Find each line with the word "KSCN" and state how many there are, nothing more.

§ SUPPLIED INFORMATION:
**********

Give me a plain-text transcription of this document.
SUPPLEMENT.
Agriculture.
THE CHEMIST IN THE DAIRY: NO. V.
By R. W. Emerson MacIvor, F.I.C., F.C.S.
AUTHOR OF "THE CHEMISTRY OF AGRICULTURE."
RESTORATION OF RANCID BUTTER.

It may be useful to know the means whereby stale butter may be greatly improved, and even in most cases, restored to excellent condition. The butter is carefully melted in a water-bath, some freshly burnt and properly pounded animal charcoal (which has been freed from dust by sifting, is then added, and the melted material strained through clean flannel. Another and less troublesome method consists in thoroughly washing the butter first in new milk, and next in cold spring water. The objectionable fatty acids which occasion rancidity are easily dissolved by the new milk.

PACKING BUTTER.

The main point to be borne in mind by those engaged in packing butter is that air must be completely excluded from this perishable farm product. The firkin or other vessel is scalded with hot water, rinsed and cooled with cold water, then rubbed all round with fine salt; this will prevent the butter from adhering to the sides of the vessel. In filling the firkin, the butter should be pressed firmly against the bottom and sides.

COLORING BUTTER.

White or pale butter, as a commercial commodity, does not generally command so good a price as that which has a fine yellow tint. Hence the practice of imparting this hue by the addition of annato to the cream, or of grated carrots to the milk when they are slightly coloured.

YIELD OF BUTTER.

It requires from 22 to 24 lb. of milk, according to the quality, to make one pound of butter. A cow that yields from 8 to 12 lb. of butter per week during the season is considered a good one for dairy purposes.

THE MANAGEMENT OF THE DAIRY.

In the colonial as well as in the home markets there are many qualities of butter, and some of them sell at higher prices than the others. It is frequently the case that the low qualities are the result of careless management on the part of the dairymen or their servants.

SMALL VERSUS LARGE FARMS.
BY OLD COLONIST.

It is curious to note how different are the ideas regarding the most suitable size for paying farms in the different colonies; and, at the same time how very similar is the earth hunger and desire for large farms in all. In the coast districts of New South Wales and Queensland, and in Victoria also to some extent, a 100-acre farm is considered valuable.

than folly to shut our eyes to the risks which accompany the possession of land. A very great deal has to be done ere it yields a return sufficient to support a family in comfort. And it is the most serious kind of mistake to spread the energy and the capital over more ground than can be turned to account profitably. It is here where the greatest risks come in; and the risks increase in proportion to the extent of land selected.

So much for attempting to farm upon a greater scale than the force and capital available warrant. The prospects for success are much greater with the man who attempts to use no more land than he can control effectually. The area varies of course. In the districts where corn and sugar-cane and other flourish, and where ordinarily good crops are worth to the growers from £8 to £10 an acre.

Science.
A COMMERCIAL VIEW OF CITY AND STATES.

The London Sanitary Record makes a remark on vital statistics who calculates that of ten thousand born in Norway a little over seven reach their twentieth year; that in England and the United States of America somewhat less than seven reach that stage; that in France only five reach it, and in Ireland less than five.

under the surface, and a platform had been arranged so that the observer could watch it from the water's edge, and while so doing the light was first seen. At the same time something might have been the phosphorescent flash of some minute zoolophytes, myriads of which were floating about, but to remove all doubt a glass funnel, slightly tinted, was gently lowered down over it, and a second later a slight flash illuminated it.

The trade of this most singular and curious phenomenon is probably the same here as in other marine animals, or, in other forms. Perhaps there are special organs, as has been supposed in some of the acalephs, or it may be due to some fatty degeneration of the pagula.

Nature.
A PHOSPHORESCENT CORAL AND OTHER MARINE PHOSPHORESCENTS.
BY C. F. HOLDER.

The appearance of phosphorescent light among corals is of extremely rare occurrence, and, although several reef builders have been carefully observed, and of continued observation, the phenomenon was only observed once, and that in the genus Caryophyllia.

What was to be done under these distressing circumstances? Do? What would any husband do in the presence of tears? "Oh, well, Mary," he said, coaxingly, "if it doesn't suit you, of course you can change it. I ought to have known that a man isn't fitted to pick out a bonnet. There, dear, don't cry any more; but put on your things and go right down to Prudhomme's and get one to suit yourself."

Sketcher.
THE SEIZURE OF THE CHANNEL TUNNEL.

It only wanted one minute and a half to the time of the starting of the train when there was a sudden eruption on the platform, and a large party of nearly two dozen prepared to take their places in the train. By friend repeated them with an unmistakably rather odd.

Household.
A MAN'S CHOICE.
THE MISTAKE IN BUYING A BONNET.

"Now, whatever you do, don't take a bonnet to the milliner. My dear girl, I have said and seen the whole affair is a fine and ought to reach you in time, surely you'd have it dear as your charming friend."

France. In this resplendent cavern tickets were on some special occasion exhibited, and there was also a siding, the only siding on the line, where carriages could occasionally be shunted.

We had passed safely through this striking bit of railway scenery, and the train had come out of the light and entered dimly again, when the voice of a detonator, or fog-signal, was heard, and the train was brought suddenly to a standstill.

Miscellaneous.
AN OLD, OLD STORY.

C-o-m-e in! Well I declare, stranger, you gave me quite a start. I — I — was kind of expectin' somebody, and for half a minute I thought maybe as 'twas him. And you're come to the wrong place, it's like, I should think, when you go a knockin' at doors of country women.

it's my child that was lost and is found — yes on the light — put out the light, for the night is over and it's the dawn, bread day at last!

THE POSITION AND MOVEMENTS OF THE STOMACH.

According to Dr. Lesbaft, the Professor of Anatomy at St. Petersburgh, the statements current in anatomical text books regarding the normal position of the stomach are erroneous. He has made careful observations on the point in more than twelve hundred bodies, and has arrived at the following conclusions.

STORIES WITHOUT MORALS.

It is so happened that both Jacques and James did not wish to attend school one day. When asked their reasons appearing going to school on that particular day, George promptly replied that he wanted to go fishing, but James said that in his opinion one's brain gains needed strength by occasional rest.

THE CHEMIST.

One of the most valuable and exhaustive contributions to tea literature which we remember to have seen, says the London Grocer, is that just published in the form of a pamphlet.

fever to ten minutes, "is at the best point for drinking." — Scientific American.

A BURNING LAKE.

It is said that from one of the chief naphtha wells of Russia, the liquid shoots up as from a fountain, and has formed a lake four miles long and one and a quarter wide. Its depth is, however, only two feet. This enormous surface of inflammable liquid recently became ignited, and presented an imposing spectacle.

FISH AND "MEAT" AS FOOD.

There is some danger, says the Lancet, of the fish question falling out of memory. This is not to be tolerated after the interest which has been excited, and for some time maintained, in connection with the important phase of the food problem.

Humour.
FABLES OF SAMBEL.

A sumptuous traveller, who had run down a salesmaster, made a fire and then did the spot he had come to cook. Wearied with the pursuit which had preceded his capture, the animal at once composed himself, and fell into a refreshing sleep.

**********

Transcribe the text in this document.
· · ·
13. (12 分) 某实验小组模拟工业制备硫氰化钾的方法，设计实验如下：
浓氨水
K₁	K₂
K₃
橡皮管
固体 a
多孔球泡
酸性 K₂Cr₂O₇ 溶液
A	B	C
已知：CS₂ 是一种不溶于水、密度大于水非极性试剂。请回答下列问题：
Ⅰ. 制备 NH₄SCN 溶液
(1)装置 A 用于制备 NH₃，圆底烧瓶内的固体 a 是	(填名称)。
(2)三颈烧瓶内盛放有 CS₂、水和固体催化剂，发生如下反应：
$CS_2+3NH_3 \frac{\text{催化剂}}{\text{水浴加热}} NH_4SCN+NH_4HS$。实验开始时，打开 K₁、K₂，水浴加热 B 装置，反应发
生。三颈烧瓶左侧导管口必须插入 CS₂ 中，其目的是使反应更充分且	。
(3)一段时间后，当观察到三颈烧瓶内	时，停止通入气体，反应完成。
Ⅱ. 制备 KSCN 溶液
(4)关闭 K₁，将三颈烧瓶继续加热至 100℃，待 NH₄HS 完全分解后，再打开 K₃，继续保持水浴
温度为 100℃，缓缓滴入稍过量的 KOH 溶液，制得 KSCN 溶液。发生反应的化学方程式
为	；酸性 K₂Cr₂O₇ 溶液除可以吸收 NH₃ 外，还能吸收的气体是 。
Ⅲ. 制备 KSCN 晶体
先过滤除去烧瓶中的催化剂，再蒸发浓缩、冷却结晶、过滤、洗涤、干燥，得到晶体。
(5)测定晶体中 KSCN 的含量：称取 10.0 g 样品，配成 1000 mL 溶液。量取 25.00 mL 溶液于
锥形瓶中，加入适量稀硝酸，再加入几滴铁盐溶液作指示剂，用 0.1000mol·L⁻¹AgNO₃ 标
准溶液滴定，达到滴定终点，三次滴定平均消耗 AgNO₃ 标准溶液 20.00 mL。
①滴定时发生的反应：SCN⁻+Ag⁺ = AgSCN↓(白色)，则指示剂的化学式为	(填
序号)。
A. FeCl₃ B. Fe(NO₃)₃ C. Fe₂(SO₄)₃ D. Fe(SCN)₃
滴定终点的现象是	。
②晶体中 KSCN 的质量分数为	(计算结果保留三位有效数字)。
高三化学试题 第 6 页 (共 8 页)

**********

§ EXERCISE ANSWER:
5